### Input for this task

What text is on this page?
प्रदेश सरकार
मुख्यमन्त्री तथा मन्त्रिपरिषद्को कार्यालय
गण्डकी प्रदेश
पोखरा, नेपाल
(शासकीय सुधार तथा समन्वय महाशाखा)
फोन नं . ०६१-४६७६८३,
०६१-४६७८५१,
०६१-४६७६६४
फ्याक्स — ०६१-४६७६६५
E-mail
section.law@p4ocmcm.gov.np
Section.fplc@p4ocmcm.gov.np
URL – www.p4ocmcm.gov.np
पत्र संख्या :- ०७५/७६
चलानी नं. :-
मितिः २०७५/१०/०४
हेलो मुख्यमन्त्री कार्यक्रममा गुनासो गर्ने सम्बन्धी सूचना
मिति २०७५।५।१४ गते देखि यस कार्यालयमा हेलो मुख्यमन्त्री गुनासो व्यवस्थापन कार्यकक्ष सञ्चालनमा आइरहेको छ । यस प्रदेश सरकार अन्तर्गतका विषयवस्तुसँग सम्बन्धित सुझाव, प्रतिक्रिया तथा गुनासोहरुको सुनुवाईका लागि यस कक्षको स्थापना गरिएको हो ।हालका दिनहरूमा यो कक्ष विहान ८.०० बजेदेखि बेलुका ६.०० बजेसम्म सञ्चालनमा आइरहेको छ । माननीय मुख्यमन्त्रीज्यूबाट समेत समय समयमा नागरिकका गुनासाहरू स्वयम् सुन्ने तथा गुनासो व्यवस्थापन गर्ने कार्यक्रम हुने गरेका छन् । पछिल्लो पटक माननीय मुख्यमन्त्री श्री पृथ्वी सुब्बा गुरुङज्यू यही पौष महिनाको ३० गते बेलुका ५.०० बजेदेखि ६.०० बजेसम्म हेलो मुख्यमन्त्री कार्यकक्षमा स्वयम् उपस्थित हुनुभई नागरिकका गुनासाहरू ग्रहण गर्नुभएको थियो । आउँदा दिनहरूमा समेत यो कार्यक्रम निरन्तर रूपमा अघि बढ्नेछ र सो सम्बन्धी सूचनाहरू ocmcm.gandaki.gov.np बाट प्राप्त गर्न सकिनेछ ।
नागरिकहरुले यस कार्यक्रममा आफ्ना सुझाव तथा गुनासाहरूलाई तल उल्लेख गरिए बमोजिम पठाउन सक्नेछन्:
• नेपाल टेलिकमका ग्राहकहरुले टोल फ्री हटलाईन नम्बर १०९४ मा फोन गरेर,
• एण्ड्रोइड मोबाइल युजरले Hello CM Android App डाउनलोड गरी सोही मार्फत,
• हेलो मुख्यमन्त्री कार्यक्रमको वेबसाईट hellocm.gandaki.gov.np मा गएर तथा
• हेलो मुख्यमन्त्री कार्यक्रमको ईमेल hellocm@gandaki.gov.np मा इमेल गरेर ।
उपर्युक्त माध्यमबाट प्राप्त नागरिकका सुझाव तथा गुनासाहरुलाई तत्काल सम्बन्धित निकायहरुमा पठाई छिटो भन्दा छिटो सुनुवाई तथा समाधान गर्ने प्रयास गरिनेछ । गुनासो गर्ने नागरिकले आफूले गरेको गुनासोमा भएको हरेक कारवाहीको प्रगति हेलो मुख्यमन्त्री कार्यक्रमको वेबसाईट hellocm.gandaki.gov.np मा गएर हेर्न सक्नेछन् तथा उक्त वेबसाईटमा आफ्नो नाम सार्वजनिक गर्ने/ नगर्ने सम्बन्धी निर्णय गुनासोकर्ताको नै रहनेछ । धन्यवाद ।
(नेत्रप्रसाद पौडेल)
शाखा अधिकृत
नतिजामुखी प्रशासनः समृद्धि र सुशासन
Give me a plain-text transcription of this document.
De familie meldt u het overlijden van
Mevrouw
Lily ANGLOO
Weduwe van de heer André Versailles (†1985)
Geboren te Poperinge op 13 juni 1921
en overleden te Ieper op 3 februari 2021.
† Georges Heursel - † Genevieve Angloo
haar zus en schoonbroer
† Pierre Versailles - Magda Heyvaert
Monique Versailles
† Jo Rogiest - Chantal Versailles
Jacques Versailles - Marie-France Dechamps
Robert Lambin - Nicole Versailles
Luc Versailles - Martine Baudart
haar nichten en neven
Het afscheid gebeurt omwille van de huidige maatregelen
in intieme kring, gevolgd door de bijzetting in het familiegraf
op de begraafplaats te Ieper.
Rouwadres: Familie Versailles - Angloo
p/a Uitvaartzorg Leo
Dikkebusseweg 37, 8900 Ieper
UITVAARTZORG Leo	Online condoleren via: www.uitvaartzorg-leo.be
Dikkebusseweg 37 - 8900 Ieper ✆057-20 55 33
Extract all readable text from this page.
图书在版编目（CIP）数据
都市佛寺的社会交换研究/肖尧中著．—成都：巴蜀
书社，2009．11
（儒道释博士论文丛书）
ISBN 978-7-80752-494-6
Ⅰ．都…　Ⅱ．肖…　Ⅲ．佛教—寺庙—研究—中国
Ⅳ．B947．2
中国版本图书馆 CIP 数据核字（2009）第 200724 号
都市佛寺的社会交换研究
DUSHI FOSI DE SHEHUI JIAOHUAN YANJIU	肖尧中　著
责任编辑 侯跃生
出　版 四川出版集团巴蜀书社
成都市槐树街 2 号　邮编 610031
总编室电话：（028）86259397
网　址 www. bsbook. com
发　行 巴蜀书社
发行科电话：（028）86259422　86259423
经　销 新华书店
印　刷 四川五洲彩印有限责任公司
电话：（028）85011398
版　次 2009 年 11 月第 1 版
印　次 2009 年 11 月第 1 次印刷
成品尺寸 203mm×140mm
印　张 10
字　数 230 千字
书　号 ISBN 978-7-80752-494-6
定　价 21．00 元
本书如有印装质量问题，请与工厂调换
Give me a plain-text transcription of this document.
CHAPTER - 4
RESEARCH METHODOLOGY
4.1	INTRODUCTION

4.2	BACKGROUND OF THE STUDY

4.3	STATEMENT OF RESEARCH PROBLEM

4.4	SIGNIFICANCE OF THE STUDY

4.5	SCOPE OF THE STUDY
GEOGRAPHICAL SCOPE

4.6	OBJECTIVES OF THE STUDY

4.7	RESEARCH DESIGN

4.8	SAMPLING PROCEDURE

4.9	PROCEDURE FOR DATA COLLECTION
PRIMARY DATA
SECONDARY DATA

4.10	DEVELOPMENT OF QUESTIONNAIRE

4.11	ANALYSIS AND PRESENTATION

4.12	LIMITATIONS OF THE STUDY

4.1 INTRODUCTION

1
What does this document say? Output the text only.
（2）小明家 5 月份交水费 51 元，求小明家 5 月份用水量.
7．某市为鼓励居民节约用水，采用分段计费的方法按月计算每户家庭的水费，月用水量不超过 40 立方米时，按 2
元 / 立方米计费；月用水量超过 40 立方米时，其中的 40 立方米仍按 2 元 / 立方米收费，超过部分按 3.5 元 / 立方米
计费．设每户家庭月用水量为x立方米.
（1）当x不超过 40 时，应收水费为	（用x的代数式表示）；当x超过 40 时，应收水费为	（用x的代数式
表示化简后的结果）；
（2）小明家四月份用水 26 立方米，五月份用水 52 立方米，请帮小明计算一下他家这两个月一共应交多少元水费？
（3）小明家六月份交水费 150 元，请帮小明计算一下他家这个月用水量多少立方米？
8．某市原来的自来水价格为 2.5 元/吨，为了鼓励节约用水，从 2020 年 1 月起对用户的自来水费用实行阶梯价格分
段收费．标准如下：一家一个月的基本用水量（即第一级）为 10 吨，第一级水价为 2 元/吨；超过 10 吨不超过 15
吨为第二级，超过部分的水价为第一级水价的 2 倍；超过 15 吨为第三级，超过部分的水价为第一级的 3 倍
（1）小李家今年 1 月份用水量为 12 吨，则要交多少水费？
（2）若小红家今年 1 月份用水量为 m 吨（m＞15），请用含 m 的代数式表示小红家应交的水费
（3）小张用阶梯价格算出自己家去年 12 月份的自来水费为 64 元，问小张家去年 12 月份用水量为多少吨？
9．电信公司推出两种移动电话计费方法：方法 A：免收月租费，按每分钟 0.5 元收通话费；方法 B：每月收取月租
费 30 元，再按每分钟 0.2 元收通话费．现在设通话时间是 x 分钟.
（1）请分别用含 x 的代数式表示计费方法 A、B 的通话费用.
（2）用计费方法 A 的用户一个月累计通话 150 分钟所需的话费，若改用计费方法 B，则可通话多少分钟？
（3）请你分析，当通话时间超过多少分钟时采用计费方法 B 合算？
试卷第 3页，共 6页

######

**What is required**
Using the listing, say how many lines include the word "page", and add nothing else.

**Output of the task**
2